- **Work instructions**
Show each line from the listing that includes the word "METERS".

Figure content listings
──────────
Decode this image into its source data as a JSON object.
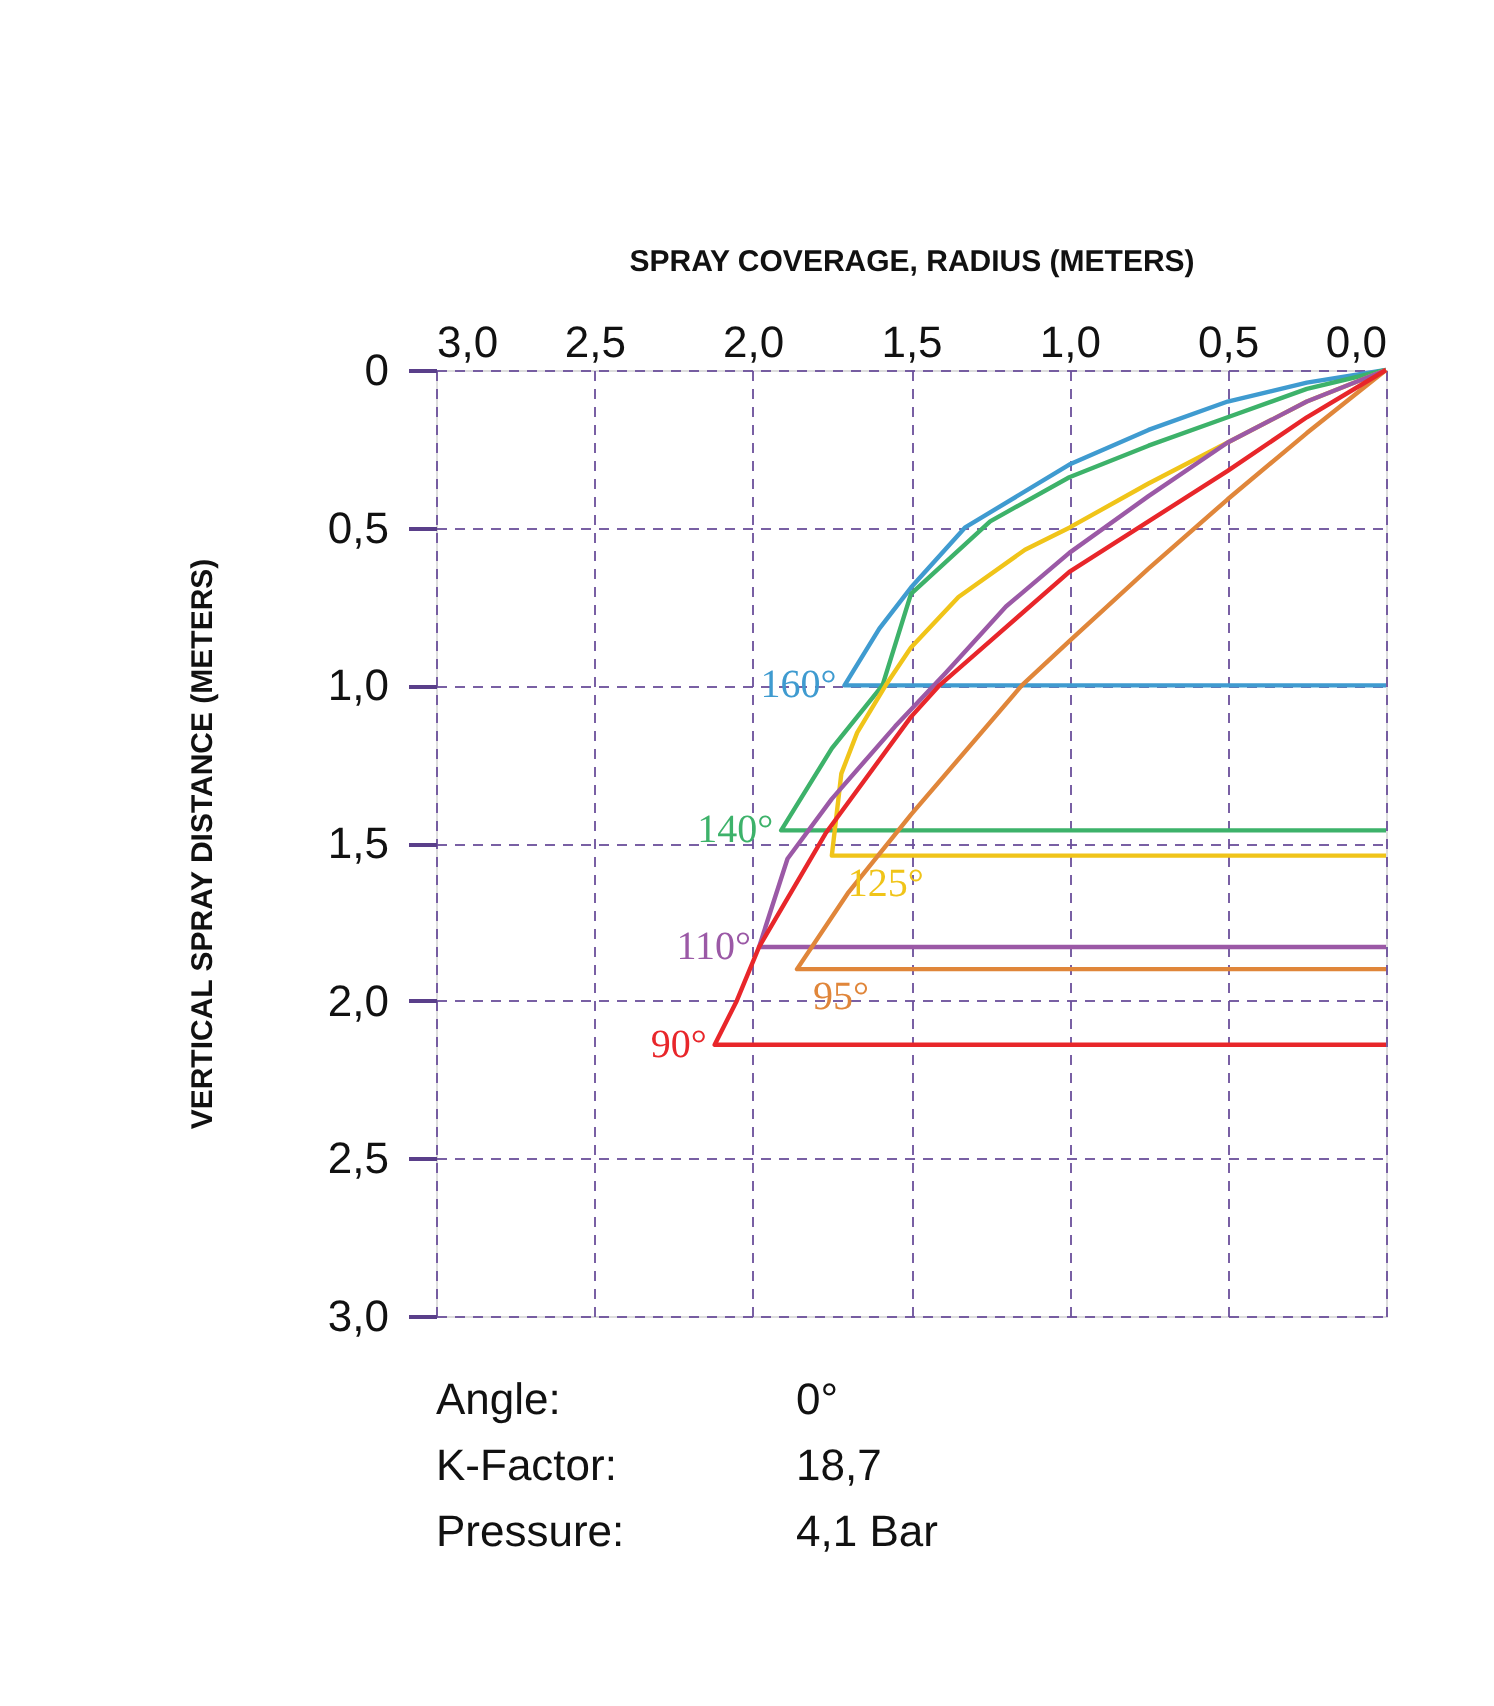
{
  "chart_data": {
    "type": "line",
    "xlabel": "SPRAY COVERAGE, RADIUS (METERS)",
    "ylabel": "VERTICAL SPRAY DISTANCE (METERS)",
    "xlim": [
      3.0,
      0.0
    ],
    "ylim": [
      3.0,
      0.0
    ],
    "xticks": [
      {
        "value": 3.0,
        "label": "3,0"
      },
      {
        "value": 2.5,
        "label": "2,5"
      },
      {
        "value": 2.0,
        "label": "2,0"
      },
      {
        "value": 1.5,
        "label": "1,5"
      },
      {
        "value": 1.0,
        "label": "1,0"
      },
      {
        "value": 0.5,
        "label": "0,5"
      },
      {
        "value": 0.0,
        "label": "0,0"
      }
    ],
    "yticks": [
      0,
      {
        "value": 0.5,
        "label": "0,5"
      },
      {
        "value": 1.0,
        "label": "1,0"
      },
      {
        "value": 1.5,
        "label": "1,5"
      },
      {
        "value": 2.0,
        "label": "2,0"
      },
      {
        "value": 2.5,
        "label": "2,5"
      },
      {
        "value": 3.0,
        "label": "3,0"
      }
    ],
    "grid": true,
    "legend": false,
    "line_style": "solid",
    "marker": "none",
    "series": [
      {
        "name": "160°",
        "color": "#3f9bd0",
        "x": [
          0,
          0.25,
          0.5,
          0.75,
          1.0,
          1.33,
          1.5,
          1.6,
          1.71,
          0
        ],
        "values": [
          0,
          0.04,
          0.1,
          0.19,
          0.3,
          0.5,
          0.69,
          0.82,
          1.0,
          1.0
        ]
      },
      {
        "name": "140°",
        "color": "#3db26a",
        "x": [
          0,
          0.25,
          0.5,
          0.75,
          1.0,
          1.25,
          1.5,
          1.59,
          1.75,
          1.91,
          0
        ],
        "values": [
          0,
          0.06,
          0.15,
          0.24,
          0.34,
          0.48,
          0.71,
          1.0,
          1.2,
          1.46,
          1.46
        ]
      },
      {
        "name": "125°",
        "color": "#f0c419",
        "x": [
          0,
          0.25,
          0.5,
          0.75,
          1.0,
          1.14,
          1.35,
          1.5,
          1.58,
          1.67,
          1.72,
          1.75,
          0
        ],
        "values": [
          0,
          0.1,
          0.23,
          0.36,
          0.5,
          0.57,
          0.72,
          0.88,
          1.0,
          1.15,
          1.28,
          1.54,
          1.54
        ]
      },
      {
        "name": "110°",
        "color": "#9b59a6",
        "x": [
          0,
          0.25,
          0.5,
          0.75,
          1.0,
          1.2,
          1.39,
          1.55,
          1.75,
          1.89,
          1.98,
          0
        ],
        "values": [
          0,
          0.1,
          0.23,
          0.4,
          0.58,
          0.75,
          0.96,
          1.13,
          1.36,
          1.55,
          1.83,
          1.83
        ]
      },
      {
        "name": "95°",
        "color": "#e0863a",
        "x": [
          0,
          0.25,
          0.5,
          0.75,
          1.0,
          1.15,
          1.5,
          1.7,
          1.86,
          0
        ],
        "values": [
          0,
          0.2,
          0.41,
          0.63,
          0.86,
          1.0,
          1.41,
          1.66,
          1.9,
          1.9
        ]
      },
      {
        "name": "90°",
        "color": "#e8262a",
        "x": [
          0,
          0.25,
          0.5,
          0.75,
          1.0,
          1.25,
          1.41,
          1.5,
          1.77,
          1.98,
          2.05,
          2.12,
          0
        ],
        "values": [
          0,
          0.15,
          0.32,
          0.48,
          0.64,
          0.86,
          1.0,
          1.1,
          1.47,
          1.83,
          2.0,
          2.14,
          2.14
        ]
      }
    ],
    "annotations": [
      "Angle:",
      "0°",
      "K-Factor:",
      "18,7",
      "Pressure:",
      "4,1 Bar"
    ]
  }
}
──────────
- **Answer to the task**
    "xlabel": "SPRAY COVERAGE, RADIUS (METERS)",
    "ylabel": "VERTICAL SPRAY DISTANCE (METERS)",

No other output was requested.